● EXERCISE DESCRIPTION
Return every line below as is, leaving out the pictures.
— BEGIN INFORMATION SUPPLIED —
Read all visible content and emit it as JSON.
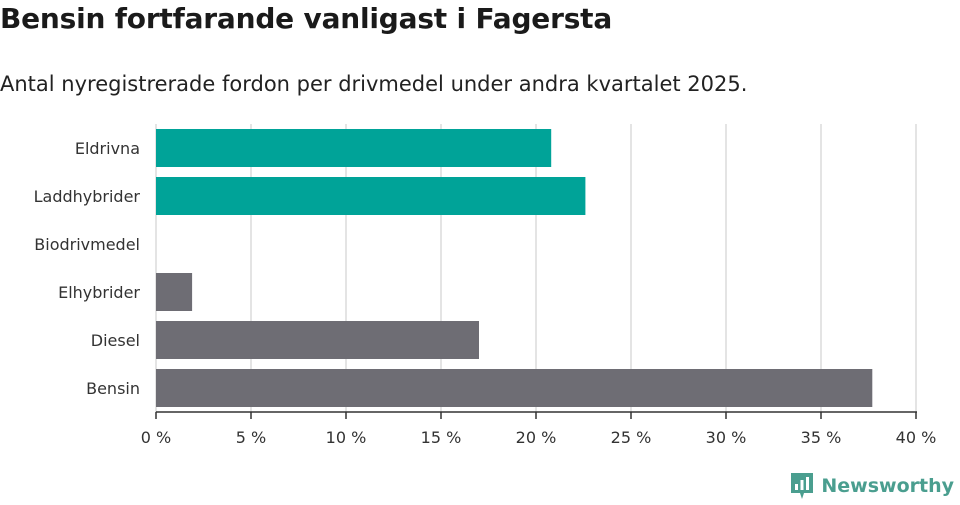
{
  "header": {
    "title": "Bensin fortfarande vanligast i Fagersta",
    "subtitle": "Antal nyregistrerade fordon per drivmedel under andra kvartalet 2025."
  },
  "brand": {
    "name": "Newsworthy",
    "icon": "newsworthy-logo-icon",
    "color": "#4a9e8f"
  },
  "chart_data": {
    "type": "bar",
    "orientation": "horizontal",
    "title": "Bensin fortfarande vanligast i Fagersta",
    "subtitle": "Antal nyregistrerade fordon per drivmedel under andra kvartalet 2025.",
    "categories": [
      "Eldrivna",
      "Laddhybrider",
      "Biodrivmedel",
      "Elhybrider",
      "Diesel",
      "Bensin"
    ],
    "values": [
      20.8,
      22.6,
      0,
      1.9,
      17.0,
      37.7
    ],
    "unit": "%",
    "xlim": [
      0,
      40
    ],
    "xticks": [
      0,
      5,
      10,
      15,
      20,
      25,
      30,
      35,
      40
    ],
    "tick_labels": [
      "0 %",
      "5 %",
      "10 %",
      "15 %",
      "20 %",
      "25 %",
      "30 %",
      "35 %",
      "40 %"
    ],
    "colors": {
      "Eldrivna": "#00a398",
      "Laddhybrider": "#00a398",
      "Biodrivmedel": "#00a398",
      "Elhybrider": "#6e6d74",
      "Diesel": "#6e6d74",
      "Bensin": "#6e6d74"
    },
    "grid": true,
    "legend": "none"
  }
}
— END INFORMATION SUPPLIED —
● ANSWER TO THIS TASK
Read all visible content and emit it as JSON.
{
  "header": {
    "title": "Bensin fortfarande vanligast i Fagersta",
    "subtitle": "Antal nyregistrerade fordon per drivmedel under andra kvartalet 2025."
  },
  "brand": {
    "name": "Newsworthy",
    "icon": "newsworthy-logo-icon",
    "color": "#4a9e8f"
  },
  "chart_data": {
    "type": "bar",
    "orientation": "horizontal",
    "title": "Bensin fortfarande vanligast i Fagersta",
    "subtitle": "Antal nyregistrerade fordon per drivmedel under andra kvartalet 2025.",
    "categories": [
      "Eldrivna",
      "Laddhybrider",
      "Biodrivmedel",
      "Elhybrider",
      "Diesel",
      "Bensin"
    ],
    "values": [
      20.8,
      22.6,
      0,
      1.9,
      17.0,
      37.7
    ],
    "unit": "%",
    "xlim": [
      0,
      40
    ],
    "xticks": [
      0,
      5,
      10,
      15,
      20,
      25,
      30,
      35,
      40
    ],
    "tick_labels": [
      "0 %",
      "5 %",
      "10 %",
      "15 %",
      "20 %",
      "25 %",
      "30 %",
      "35 %",
      "40 %"
    ],
    "colors": {
      "Eldrivna": "#00a398",
      "Laddhybrider": "#00a398",
      "Biodrivmedel": "#00a398",
      "Elhybrider": "#6e6d74",
      "Diesel": "#6e6d74",
      "Bensin": "#6e6d74"
    },
    "grid": true,
    "legend": "none"
  }
}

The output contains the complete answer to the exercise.